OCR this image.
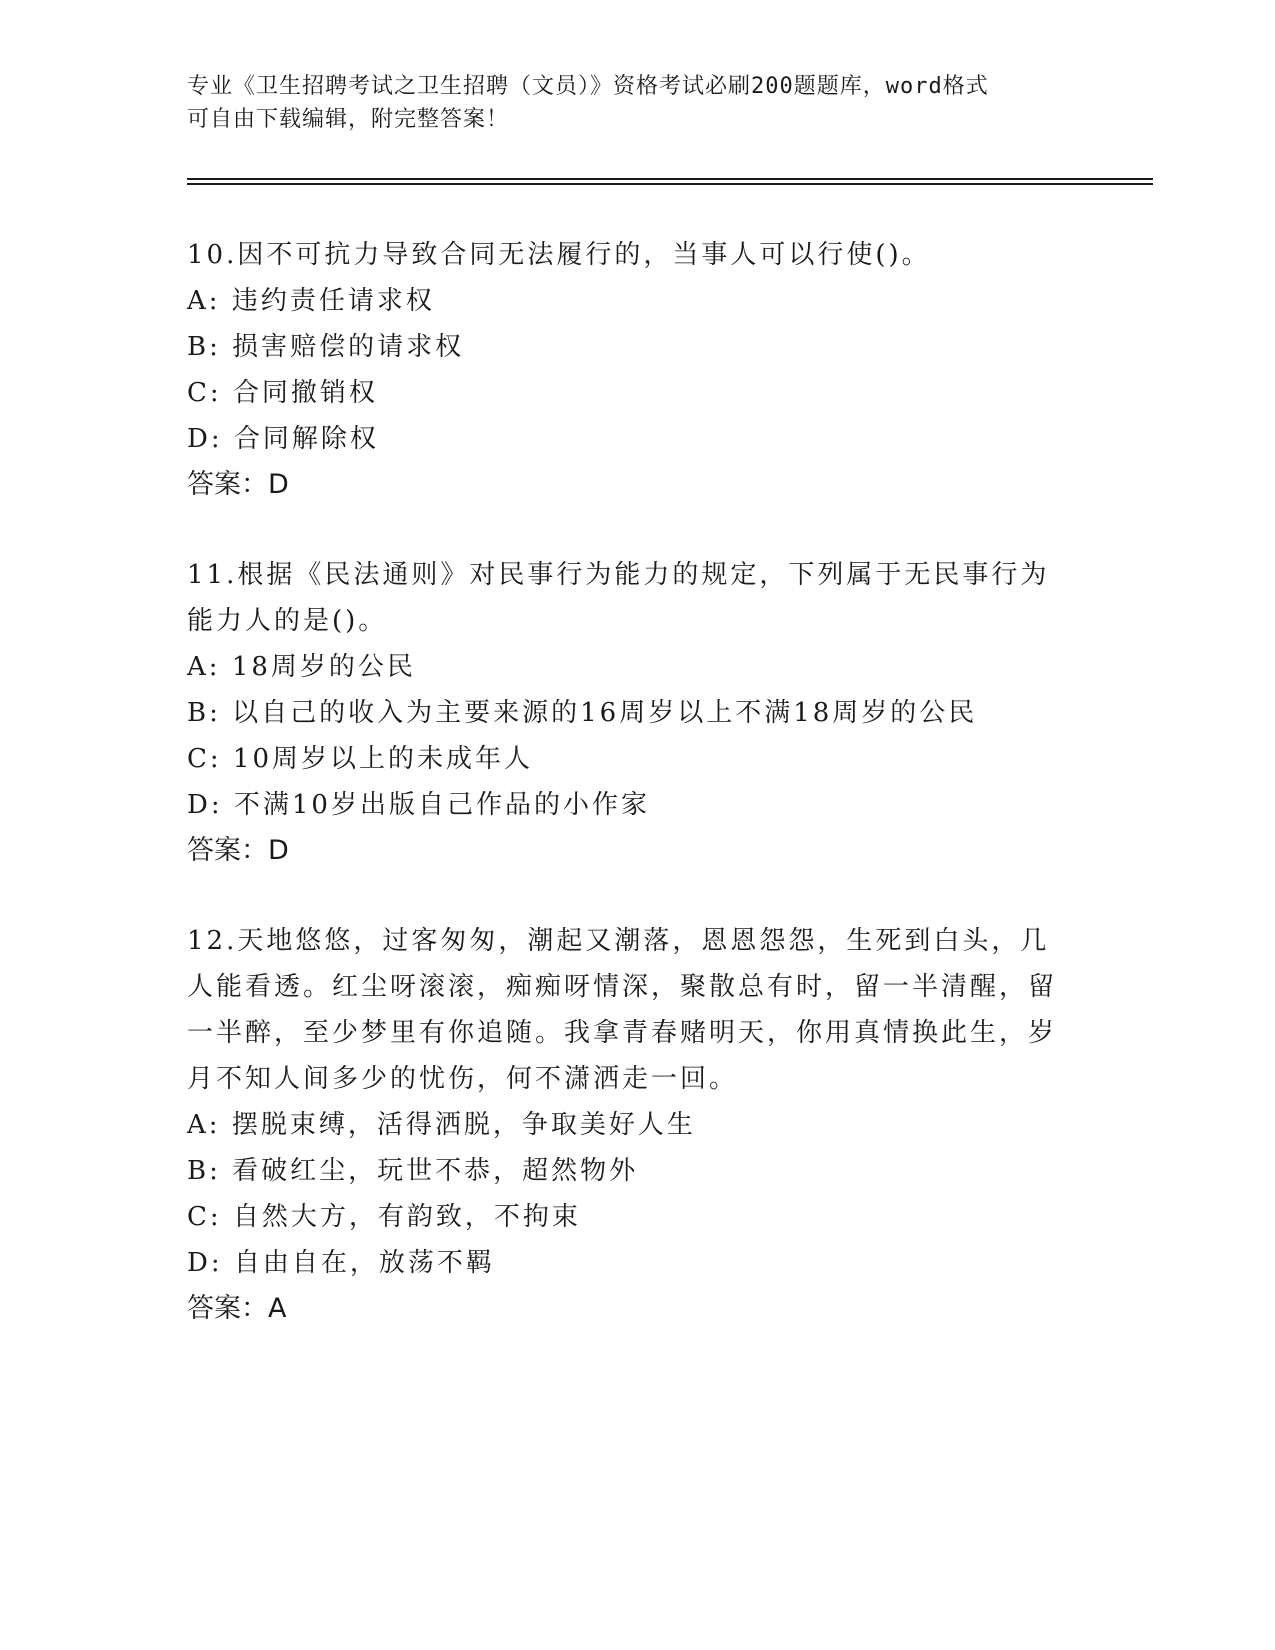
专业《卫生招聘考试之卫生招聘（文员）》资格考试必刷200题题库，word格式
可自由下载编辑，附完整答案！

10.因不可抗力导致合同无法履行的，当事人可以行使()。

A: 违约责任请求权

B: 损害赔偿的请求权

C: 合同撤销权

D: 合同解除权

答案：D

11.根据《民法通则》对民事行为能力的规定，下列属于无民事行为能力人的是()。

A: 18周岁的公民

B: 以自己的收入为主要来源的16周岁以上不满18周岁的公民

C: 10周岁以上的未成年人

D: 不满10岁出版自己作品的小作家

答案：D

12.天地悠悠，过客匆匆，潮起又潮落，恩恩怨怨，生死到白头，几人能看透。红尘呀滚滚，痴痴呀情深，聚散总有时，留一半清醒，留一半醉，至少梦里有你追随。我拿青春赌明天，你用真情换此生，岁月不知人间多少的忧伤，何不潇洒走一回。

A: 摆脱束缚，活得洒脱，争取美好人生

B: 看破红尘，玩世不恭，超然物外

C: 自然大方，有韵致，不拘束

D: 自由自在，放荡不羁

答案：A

--

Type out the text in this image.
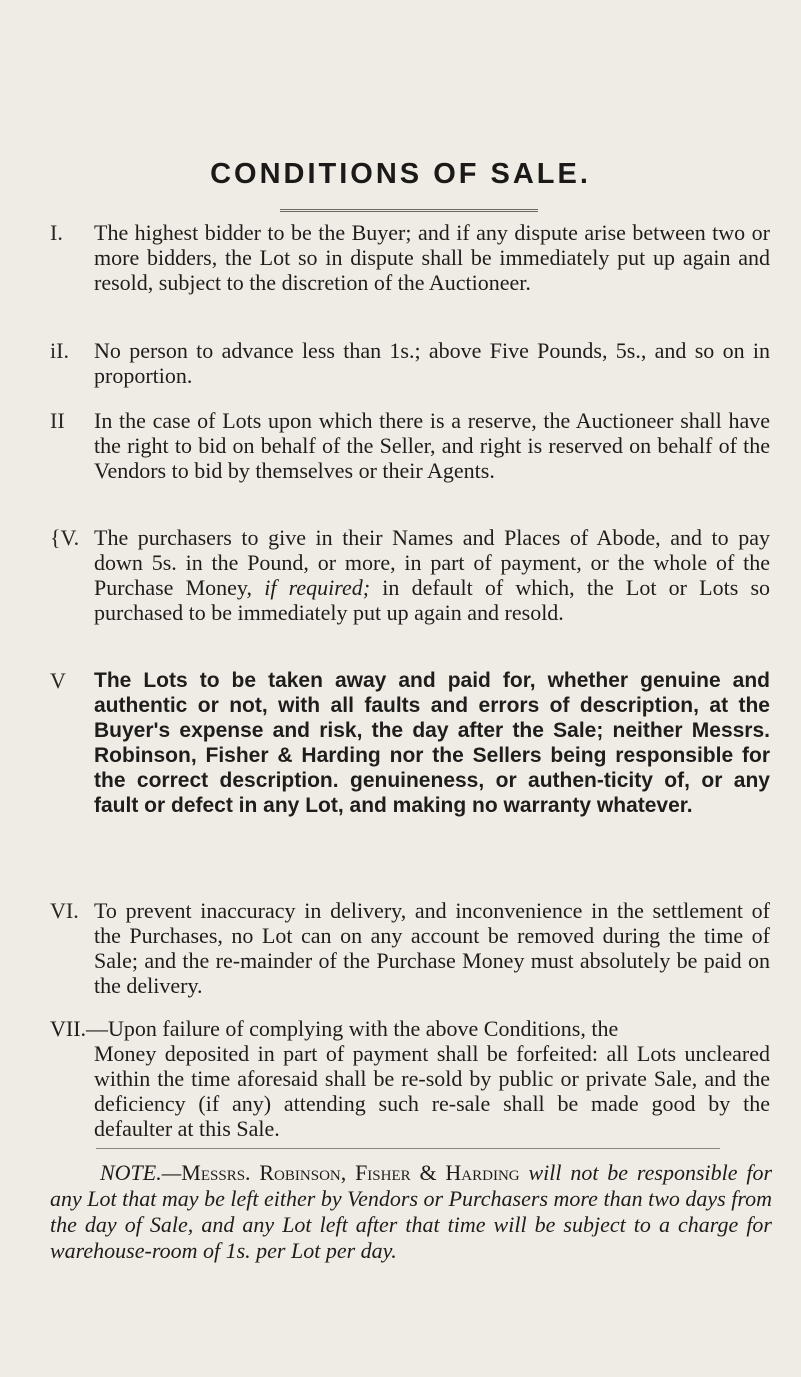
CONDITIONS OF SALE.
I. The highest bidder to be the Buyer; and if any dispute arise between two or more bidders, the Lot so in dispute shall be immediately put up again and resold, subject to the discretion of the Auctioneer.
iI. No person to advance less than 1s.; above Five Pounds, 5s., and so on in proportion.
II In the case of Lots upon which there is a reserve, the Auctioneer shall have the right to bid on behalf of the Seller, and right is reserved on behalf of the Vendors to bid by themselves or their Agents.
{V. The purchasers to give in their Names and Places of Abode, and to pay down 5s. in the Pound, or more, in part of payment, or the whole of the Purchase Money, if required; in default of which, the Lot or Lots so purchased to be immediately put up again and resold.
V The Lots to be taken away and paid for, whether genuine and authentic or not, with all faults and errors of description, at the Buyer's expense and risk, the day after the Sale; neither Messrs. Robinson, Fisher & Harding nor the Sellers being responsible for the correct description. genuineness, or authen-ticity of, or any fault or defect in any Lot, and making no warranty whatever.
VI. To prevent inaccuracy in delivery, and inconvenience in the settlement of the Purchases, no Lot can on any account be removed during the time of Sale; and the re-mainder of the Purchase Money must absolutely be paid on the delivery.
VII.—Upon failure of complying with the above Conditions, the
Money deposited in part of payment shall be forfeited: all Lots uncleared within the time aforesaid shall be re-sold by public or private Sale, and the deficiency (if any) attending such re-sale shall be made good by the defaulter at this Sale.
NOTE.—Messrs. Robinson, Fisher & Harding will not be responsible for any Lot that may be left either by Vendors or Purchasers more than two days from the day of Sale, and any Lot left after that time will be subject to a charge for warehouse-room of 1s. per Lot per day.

## SHORT EXERCISE
Pick out the lines containing the word "than" and show them.

## SOLUTION TO THE PROBLEM
iI. No person to advance less than 1s.; above Five Pounds, 5s., and so on in proportion.
NOTE.—Messrs. Robinson, Fisher & Harding will not be responsible for any Lot that may be left either by Vendors or Purchasers more than two days from the day of Sale, and any Lot left after that time will be subject to a charge for warehouse-room of 1s. per Lot per day.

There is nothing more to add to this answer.